Convert the records, from the first line up to and including the line with "cell-text-line: BUTTERFLY — [332, 513, 392, 524]", into a Markdown table with columns Row and Line. Number each line and leave out blank lines.

## BEGIN

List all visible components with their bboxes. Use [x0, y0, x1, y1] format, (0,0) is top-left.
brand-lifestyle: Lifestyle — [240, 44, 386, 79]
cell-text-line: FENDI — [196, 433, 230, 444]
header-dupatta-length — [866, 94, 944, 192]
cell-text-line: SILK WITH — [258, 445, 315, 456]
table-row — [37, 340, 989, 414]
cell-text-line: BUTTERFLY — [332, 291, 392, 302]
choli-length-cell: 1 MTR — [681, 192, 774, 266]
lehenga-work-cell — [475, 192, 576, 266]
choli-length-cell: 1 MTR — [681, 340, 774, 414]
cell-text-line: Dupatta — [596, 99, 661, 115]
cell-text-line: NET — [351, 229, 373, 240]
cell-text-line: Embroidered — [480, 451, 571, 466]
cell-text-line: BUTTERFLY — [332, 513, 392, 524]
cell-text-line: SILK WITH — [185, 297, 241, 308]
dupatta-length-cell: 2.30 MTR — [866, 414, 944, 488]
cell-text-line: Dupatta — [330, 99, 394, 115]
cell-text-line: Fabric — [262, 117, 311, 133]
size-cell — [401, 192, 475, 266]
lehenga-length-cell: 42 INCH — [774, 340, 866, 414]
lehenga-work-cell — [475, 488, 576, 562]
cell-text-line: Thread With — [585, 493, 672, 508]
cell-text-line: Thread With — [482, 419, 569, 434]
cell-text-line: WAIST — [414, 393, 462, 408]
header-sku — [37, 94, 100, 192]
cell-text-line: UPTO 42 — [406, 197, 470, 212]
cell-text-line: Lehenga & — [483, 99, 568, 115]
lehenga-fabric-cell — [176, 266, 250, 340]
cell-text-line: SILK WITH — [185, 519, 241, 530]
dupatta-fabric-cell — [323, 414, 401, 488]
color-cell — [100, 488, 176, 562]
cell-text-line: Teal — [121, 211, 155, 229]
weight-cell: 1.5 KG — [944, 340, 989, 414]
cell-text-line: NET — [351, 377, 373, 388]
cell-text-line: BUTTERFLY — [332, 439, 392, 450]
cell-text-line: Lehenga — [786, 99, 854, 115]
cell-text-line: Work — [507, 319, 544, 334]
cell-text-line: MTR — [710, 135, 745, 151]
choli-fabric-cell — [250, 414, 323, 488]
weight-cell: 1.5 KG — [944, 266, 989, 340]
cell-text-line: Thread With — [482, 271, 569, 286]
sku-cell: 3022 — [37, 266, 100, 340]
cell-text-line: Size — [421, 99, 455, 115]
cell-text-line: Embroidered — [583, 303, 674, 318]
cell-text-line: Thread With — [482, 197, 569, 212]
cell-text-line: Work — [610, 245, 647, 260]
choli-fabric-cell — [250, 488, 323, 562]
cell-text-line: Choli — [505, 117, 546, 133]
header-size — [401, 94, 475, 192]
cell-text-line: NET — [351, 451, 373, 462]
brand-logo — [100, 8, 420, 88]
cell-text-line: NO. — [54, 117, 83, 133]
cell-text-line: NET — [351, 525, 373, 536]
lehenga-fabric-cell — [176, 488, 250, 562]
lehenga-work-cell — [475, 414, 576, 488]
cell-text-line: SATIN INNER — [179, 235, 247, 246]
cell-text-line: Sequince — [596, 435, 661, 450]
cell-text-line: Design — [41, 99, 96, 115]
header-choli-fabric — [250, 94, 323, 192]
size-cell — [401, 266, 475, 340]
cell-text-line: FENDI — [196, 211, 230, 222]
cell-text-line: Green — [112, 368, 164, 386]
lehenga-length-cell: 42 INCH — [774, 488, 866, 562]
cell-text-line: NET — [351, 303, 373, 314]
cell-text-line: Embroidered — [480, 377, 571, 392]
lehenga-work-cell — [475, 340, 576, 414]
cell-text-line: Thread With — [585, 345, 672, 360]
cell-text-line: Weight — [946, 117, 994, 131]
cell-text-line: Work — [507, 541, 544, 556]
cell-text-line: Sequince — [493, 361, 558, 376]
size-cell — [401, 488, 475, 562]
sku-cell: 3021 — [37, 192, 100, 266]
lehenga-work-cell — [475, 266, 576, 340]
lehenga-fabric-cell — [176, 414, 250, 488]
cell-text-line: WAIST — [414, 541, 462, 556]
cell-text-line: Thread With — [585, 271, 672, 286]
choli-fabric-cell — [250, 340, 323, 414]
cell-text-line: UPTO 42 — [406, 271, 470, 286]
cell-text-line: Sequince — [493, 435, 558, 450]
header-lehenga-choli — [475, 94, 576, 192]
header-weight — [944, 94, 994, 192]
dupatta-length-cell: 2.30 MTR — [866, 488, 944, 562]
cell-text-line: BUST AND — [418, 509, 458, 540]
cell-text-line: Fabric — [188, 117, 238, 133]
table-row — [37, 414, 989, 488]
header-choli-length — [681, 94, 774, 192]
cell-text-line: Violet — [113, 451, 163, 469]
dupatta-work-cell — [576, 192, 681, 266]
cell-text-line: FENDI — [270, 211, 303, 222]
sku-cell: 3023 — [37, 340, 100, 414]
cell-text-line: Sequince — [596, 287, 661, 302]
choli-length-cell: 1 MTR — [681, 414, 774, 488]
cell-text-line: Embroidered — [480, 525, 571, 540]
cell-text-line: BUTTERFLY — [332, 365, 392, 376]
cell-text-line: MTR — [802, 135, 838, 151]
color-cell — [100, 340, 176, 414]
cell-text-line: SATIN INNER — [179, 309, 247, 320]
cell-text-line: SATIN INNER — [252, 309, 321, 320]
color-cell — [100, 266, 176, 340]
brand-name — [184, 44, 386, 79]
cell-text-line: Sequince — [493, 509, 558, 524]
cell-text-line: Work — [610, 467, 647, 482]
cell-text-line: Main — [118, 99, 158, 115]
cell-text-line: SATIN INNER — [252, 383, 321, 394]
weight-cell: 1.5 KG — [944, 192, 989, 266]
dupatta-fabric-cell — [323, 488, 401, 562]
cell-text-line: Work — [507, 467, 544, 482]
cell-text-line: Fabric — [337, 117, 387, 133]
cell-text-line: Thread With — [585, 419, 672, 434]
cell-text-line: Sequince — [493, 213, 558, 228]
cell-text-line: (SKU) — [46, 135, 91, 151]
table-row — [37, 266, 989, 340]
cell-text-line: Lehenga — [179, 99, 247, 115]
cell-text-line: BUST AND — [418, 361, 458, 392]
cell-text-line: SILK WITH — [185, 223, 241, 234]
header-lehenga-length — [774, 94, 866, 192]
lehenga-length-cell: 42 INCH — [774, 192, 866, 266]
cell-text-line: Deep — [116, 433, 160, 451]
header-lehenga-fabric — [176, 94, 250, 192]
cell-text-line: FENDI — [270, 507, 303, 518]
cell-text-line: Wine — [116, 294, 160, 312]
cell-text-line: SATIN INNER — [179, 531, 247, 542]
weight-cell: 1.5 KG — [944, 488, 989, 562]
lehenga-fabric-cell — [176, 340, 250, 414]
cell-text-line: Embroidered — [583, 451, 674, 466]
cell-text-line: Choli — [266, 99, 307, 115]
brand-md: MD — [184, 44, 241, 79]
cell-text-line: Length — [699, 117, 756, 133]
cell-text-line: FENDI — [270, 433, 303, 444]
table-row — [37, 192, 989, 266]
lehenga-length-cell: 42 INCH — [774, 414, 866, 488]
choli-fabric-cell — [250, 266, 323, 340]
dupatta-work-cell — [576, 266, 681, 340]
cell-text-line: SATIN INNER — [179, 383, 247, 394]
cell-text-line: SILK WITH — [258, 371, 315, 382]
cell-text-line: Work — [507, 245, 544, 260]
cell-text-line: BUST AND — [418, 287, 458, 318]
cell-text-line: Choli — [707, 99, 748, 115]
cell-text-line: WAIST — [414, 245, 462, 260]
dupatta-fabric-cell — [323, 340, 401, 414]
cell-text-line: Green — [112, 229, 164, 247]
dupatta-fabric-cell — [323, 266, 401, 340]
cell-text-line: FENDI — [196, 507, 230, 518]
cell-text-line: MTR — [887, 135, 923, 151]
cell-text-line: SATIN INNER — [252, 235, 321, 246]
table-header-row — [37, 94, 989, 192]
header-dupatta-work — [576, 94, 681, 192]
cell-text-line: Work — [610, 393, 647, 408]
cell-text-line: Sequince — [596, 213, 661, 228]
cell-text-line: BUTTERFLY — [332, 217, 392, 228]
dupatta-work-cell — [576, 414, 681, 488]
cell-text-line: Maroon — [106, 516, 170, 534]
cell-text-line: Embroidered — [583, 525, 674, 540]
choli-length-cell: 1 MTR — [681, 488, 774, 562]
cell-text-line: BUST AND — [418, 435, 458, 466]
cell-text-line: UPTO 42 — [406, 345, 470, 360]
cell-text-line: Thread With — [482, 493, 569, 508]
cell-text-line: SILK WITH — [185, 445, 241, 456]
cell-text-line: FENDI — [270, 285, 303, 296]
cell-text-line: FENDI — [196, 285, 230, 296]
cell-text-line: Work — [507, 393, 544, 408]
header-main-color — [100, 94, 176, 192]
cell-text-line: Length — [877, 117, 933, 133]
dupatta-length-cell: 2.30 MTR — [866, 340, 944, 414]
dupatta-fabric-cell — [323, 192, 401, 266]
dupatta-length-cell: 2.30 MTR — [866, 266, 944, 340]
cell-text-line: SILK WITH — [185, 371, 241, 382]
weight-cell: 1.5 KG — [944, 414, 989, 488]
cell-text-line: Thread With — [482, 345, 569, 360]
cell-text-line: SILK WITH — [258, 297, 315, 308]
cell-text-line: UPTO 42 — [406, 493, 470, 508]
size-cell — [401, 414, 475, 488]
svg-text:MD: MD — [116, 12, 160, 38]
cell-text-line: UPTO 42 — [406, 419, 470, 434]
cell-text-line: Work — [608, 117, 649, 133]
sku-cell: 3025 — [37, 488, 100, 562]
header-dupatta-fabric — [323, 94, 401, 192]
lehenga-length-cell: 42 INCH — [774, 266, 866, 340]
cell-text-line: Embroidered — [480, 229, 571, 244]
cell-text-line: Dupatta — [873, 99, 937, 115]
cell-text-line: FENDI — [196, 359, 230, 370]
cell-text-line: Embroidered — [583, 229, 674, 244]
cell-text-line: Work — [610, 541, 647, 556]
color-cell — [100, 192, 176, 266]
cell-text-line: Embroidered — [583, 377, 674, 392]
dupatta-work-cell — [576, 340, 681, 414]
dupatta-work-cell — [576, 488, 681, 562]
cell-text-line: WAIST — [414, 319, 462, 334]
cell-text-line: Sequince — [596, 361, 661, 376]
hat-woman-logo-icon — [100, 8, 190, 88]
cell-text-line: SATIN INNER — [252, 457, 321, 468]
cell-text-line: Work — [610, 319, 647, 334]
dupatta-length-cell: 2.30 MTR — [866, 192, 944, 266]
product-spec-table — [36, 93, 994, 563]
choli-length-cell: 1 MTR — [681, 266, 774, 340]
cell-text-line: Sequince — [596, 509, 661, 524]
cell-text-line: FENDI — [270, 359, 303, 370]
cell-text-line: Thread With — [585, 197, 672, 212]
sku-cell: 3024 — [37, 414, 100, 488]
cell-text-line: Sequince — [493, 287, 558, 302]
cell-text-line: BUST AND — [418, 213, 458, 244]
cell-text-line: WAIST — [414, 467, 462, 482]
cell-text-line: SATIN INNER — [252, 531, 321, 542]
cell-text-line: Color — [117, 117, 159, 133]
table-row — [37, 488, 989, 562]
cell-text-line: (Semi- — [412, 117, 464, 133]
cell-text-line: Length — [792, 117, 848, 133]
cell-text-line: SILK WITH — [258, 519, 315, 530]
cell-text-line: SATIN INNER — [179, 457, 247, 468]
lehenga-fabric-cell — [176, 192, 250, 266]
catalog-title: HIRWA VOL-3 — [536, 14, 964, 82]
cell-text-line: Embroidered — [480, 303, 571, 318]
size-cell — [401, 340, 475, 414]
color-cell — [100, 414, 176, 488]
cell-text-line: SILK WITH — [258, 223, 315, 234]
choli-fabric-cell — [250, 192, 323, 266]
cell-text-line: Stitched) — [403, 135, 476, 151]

## END

### Expected answer
| Row | Line |
|---|---|
| 1 | List all visible components with their bboxes. Use [x0, y0, x1, y1] format, (0,0) is top-left. |
| 2 | brand-lifestyle: Lifestyle — [240, 44, 386, 79] |
| 3 | cell-text-line: FENDI — [196, 433, 230, 444] |
| 4 | header-dupatta-length — [866, 94, 944, 192] |
| 5 | cell-text-line: SILK WITH — [258, 445, 315, 456] |
| 6 | table-row — [37, 340, 989, 414] |
| 7 | cell-text-line: BUTTERFLY — [332, 291, 392, 302] |
| 8 | choli-length-cell: 1 MTR — [681, 192, 774, 266] |
| 9 | lehenga-work-cell — [475, 192, 576, 266] |
| 10 | choli-length-cell: 1 MTR — [681, 340, 774, 414] |
| 11 | cell-text-line: Dupatta — [596, 99, 661, 115] |
| 12 | cell-text-line: NET — [351, 229, 373, 240] |
| 13 | cell-text-line: Embroidered — [480, 451, 571, 466] |
| 14 | cell-text-line: BUTTERFLY — [332, 513, 392, 524] |